• _Input for this task_
* BEGIN *
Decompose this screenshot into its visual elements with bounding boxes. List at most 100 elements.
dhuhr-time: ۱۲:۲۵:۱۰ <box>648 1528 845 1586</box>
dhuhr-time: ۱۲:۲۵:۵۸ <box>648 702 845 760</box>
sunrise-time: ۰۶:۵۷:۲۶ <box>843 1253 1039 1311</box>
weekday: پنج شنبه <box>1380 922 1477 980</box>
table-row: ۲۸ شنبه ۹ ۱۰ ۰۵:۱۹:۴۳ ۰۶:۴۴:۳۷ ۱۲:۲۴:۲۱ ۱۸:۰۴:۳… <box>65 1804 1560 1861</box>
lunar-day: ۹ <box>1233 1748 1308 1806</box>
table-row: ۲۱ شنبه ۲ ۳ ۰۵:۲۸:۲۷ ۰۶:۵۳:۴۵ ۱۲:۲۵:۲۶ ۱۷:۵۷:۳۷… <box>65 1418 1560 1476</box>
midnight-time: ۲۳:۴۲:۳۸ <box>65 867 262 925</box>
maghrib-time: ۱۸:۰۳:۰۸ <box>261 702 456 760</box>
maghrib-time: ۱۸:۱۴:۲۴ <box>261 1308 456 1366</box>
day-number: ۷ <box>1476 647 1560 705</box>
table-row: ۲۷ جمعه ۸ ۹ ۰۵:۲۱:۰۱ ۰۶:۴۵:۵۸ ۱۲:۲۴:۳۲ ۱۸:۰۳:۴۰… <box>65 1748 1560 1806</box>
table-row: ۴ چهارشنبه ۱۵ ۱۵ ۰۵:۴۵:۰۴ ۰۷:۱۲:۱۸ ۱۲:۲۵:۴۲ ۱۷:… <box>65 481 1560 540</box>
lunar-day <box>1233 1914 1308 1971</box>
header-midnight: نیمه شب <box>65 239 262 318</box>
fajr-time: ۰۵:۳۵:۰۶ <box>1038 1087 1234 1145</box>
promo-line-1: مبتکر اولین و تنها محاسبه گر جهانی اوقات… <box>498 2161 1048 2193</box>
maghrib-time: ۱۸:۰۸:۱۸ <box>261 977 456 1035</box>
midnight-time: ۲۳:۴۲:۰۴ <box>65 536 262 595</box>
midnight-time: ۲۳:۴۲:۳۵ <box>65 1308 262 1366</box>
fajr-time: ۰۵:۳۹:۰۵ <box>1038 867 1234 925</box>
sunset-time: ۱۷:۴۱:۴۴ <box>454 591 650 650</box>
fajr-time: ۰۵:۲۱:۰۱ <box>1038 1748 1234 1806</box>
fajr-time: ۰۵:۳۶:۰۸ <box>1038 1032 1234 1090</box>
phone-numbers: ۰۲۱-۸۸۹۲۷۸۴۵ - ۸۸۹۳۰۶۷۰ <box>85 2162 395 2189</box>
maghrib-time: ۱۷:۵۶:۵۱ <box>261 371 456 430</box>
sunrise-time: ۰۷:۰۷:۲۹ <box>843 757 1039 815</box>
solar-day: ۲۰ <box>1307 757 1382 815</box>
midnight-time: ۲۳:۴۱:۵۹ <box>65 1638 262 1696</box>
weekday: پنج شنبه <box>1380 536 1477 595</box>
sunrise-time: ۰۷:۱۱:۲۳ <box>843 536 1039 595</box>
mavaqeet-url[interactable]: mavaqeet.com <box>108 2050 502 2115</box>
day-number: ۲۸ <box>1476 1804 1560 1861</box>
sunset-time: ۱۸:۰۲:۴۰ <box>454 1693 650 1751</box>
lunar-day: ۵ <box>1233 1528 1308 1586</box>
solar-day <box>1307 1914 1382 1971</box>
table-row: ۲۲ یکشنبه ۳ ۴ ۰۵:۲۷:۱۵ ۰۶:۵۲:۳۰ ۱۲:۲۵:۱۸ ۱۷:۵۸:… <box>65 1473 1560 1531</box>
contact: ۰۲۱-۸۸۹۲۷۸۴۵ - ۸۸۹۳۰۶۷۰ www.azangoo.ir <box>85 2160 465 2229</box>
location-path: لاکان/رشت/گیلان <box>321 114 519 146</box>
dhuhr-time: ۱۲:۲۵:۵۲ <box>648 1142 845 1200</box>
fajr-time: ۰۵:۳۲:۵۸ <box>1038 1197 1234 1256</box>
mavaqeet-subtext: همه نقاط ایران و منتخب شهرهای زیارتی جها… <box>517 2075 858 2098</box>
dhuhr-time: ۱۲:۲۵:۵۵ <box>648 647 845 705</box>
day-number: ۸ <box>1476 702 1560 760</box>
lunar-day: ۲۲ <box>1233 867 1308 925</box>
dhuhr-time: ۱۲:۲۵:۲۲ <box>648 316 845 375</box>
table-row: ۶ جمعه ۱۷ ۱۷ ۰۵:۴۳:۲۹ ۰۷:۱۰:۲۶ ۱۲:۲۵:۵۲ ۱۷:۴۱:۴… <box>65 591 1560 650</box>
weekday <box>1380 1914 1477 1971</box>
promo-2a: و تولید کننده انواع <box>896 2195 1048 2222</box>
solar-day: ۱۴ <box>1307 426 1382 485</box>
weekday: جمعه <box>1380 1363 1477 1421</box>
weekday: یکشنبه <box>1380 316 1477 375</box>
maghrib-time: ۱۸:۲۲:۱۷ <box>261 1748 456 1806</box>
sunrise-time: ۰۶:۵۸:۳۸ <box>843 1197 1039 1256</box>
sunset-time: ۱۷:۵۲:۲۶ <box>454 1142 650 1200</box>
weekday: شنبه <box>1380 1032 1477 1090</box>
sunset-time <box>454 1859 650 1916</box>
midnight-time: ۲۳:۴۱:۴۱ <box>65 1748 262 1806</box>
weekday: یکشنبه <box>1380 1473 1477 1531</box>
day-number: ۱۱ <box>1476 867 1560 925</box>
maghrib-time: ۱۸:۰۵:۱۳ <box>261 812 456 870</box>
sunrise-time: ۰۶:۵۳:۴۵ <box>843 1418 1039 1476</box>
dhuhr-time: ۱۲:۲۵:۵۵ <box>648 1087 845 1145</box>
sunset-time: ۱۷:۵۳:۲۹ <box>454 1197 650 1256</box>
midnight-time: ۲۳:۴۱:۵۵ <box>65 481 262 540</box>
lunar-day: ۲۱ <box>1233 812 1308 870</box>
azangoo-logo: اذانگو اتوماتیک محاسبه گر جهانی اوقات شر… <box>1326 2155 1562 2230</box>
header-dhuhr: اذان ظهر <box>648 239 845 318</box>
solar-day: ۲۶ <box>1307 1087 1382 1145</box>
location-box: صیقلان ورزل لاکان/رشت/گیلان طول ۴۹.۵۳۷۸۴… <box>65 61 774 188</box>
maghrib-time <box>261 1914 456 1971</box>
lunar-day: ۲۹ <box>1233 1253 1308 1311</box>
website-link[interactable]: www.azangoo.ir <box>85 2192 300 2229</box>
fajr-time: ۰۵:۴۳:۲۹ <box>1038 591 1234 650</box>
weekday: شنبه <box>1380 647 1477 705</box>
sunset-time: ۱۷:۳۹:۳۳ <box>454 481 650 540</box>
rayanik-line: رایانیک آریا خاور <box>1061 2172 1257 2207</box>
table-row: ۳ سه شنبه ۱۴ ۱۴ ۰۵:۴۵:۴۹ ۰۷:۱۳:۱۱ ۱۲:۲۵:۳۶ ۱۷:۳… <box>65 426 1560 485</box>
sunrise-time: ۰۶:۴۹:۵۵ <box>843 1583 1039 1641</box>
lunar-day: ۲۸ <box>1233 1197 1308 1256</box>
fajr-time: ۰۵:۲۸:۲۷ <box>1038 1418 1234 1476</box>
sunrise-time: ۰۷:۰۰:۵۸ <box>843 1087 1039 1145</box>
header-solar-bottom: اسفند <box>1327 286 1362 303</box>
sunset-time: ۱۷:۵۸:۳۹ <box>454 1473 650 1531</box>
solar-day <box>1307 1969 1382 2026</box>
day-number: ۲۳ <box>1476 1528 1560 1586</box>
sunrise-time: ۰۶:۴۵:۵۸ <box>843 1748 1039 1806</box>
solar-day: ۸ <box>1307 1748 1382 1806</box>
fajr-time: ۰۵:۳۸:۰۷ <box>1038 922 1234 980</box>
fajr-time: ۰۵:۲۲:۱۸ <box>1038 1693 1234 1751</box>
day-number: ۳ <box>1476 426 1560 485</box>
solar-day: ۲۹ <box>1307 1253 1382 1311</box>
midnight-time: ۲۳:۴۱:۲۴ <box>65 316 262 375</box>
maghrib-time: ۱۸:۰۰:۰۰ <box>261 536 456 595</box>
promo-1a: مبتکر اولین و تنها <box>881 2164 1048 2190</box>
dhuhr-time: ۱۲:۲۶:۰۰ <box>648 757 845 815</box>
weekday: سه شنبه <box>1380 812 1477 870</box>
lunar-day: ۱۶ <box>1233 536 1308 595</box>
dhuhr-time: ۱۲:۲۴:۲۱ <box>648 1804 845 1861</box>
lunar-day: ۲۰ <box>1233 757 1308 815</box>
* END *
• _Task statement_
List each line of the material above that contains the string "mavaqeet". Case matters.

• _Answer_
mavaqeet-url[interactable]: mavaqeet.com <box>108 2050 502 2115</box>
mavaqeet-subtext: همه نقاط ایران و منتخب شهرهای زیارتی جها… <box>517 2075 858 2098</box>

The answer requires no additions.